§ **Task details**
Gather from the listing below each line that includes the word "likes", and copy it.

§ **Stored data entries**
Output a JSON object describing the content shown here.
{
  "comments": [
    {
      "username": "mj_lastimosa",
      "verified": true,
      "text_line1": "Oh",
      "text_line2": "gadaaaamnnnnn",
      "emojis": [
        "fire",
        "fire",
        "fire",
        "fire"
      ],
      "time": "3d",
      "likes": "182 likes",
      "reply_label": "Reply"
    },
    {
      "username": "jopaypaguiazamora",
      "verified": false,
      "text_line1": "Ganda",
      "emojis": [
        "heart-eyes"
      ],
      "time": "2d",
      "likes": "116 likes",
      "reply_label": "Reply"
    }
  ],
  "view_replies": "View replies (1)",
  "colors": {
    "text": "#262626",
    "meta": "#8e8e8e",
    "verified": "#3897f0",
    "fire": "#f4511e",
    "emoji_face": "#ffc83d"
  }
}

==

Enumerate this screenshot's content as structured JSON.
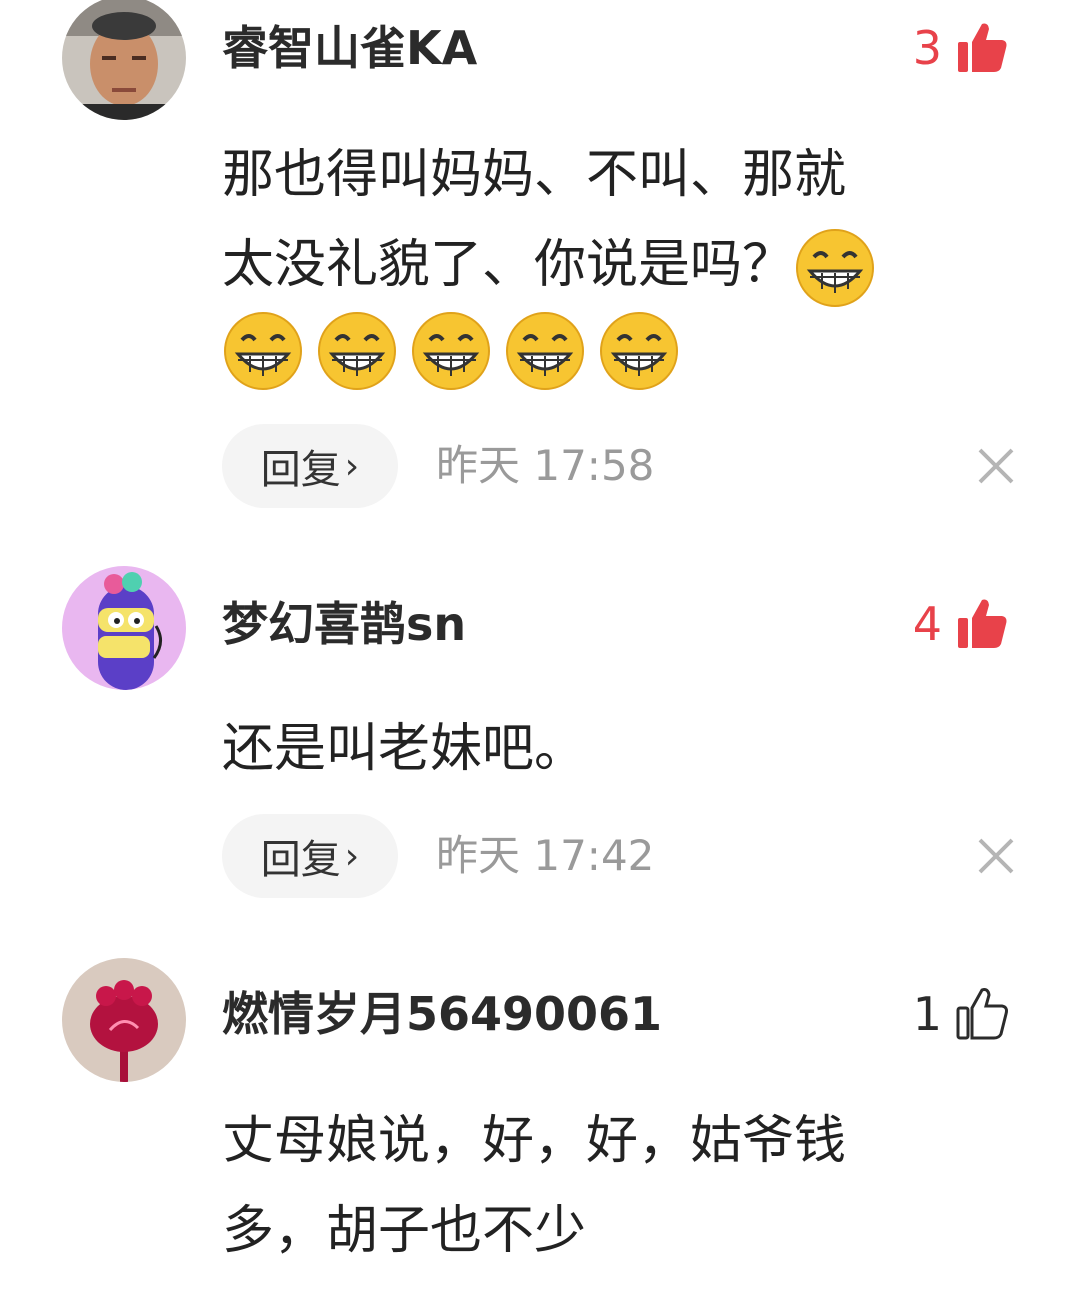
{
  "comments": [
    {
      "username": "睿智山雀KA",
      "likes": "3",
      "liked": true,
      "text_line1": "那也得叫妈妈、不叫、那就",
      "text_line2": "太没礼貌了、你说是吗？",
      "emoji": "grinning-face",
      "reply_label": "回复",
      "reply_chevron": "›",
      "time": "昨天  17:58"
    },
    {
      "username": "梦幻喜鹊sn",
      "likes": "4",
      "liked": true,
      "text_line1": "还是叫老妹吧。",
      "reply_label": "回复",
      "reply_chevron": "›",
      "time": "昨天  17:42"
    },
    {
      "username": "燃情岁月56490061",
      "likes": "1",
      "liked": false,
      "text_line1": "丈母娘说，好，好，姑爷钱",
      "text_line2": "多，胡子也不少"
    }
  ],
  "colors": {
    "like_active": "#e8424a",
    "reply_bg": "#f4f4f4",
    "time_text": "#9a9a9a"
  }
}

§ **Solved exercise**
      "likes": "182 likes",
      "likes": "116 likes",
      "likes": "3",
      "likes": "4",
      "likes": "1",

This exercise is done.